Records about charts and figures
^^^^

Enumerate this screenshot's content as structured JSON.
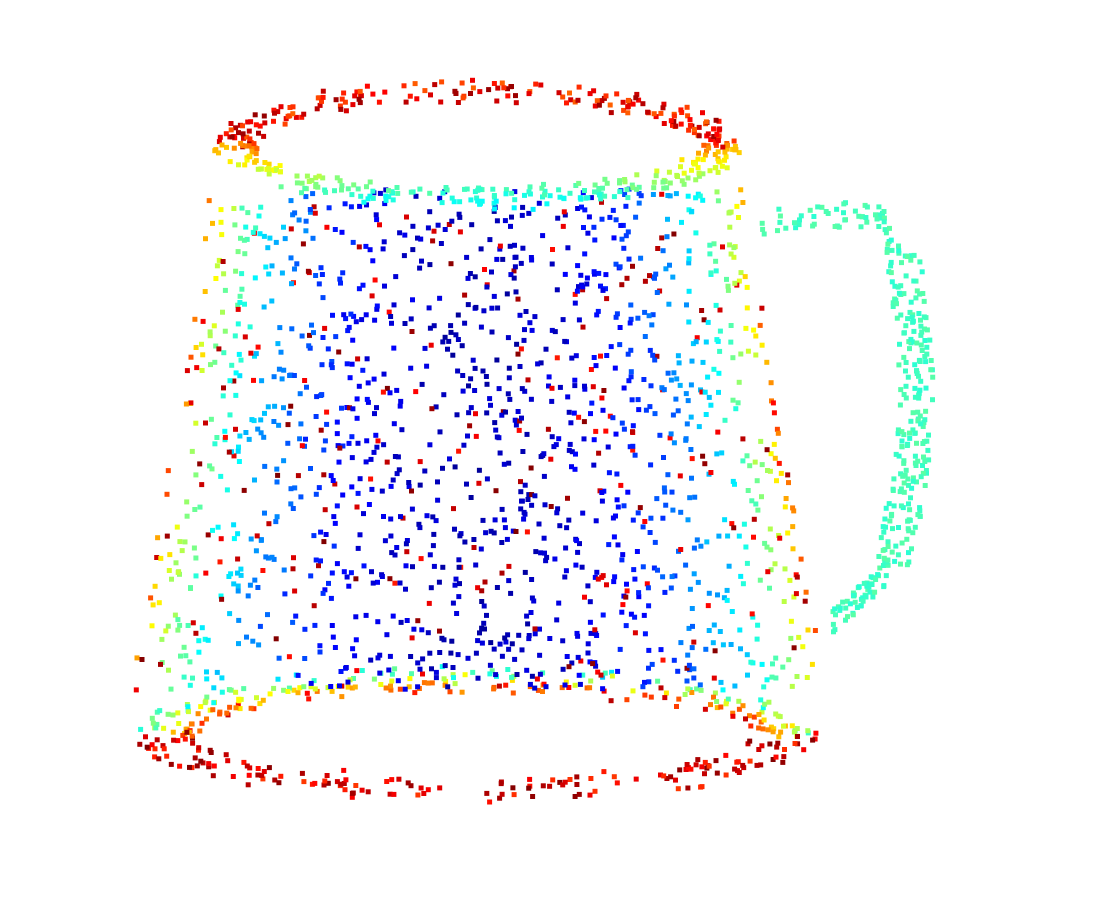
{
  "figure": {
    "subject": "mug",
    "rendering": "3D point cloud",
    "colormap": "jet",
    "colormap_stops": [
      "#00008f",
      "#0000ff",
      "#0080ff",
      "#00ffff",
      "#80ff80",
      "#ffff00",
      "#ff8000",
      "#ff0000",
      "#800000"
    ],
    "background": "#ffffff",
    "marker": "square",
    "parts": [
      "body",
      "rim",
      "base",
      "handle"
    ]
  }
}
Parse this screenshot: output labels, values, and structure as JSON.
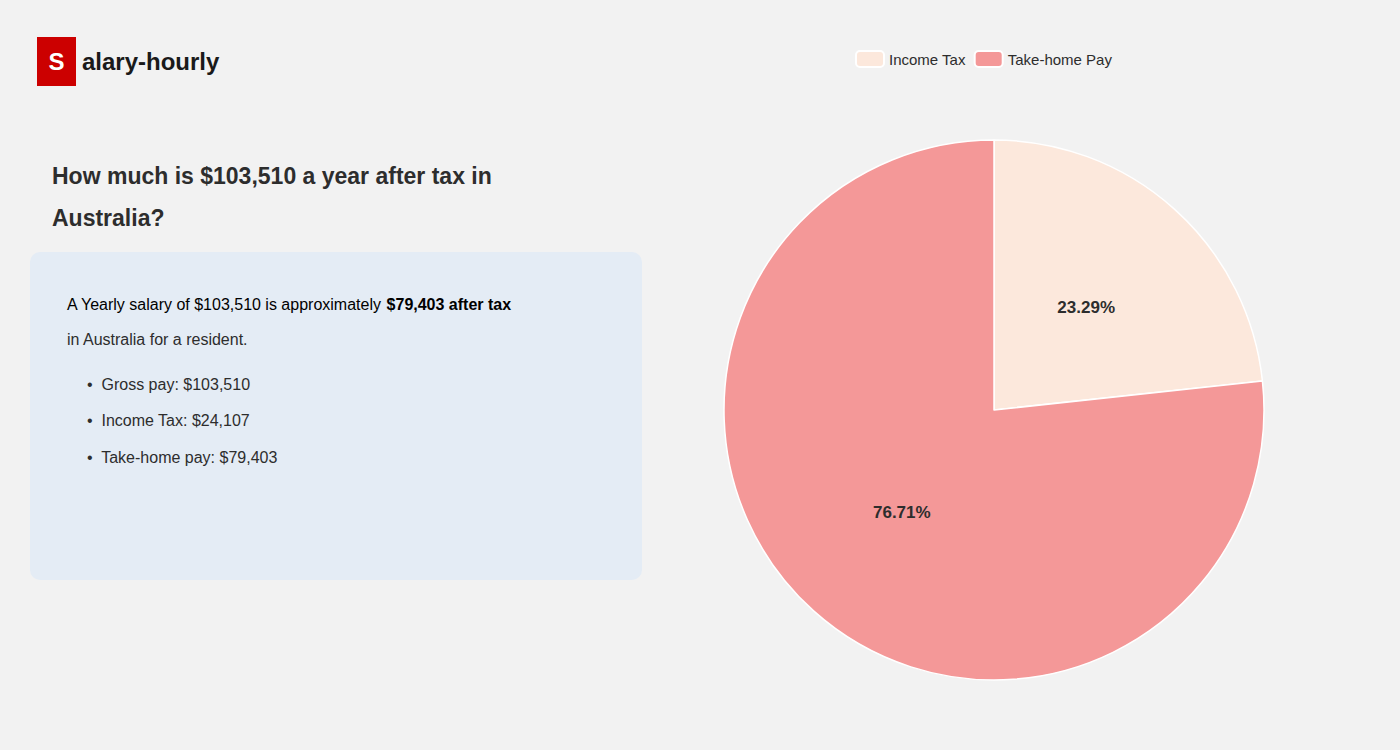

^^^^

◆ **WRITTEN TASK**
With the pictures omitted, reproduce the records in full and exactly.

◆ **RESPONSE**
Enumerate this screenshot's content as structured JSON.
{
  "figure": {
    "subject": "mug",
    "rendering": "3D point cloud",
    "colormap": "jet",
    "colormap_stops": [
      "#00008f",
      "#0000ff",
      "#0080ff",
      "#00ffff",
      "#80ff80",
      "#ffff00",
      "#ff8000",
      "#ff0000",
      "#800000"
    ],
    "background": "#ffffff",
    "marker": "square",
    "parts": [
      "body",
      "rim",
      "base",
      "handle"
    ]
  }
}
Parse this screenshot: output labels, values, and structure as JSON.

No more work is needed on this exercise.